━━ Record excerpts ━━
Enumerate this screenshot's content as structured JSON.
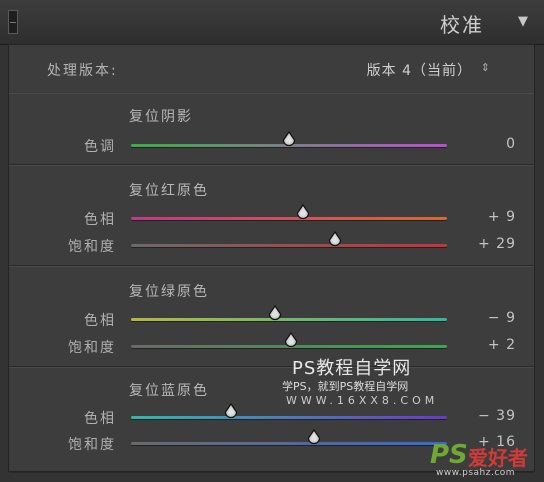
{
  "panel": {
    "title": "校准",
    "collapse_icon": "collapse-square-icon",
    "menu_icon": "triangle-down-icon"
  },
  "process": {
    "label": "处理版本:",
    "value": "版本 4（当前）",
    "arrows": "⇕"
  },
  "sections": [
    {
      "title": "复位阴影",
      "rows": [
        {
          "label": "色调",
          "value": "0",
          "position": 0.5,
          "gradient": [
            "#3cae45",
            "#b84fd0"
          ]
        }
      ]
    },
    {
      "title": "复位红原色",
      "rows": [
        {
          "label": "色相",
          "value": "+ 9",
          "position": 0.545,
          "gradient": [
            "#c0398a",
            "#d96a2a"
          ]
        },
        {
          "label": "饱和度",
          "value": "+ 29",
          "position": 0.645,
          "gradient": [
            "#6a6a6a",
            "#c8323a"
          ]
        }
      ]
    },
    {
      "title": "复位绿原色",
      "rows": [
        {
          "label": "色相",
          "value": "− 9",
          "position": 0.455,
          "gradient": [
            "#b8b83a",
            "#2fb8a0"
          ]
        },
        {
          "label": "饱和度",
          "value": "+ 2",
          "position": 0.505,
          "gradient": [
            "#6a6a6a",
            "#3aa84a"
          ]
        }
      ]
    },
    {
      "title": "复位蓝原色",
      "rows": [
        {
          "label": "色相",
          "value": "− 39",
          "position": 0.315,
          "gradient": [
            "#2fb8b0",
            "#6a3ac8"
          ]
        },
        {
          "label": "饱和度",
          "value": "+ 16",
          "position": 0.58,
          "gradient": [
            "#6a6a6a",
            "#3a6ad0"
          ]
        }
      ]
    }
  ],
  "watermark": {
    "main": "PS教程自学网",
    "sub": "学PS，就到PS教程自学网",
    "url": "WWW.16XX8.COM"
  },
  "brand": {
    "ps": "PS",
    "cn": "爱好者",
    "url": "www.psahz.com"
  }
}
━━━
Your objective - Gather each line from the entries above that includes the word "icon".

Result of the exercise -
    "collapse_icon": "collapse-square-icon",
    "menu_icon": "triangle-down-icon"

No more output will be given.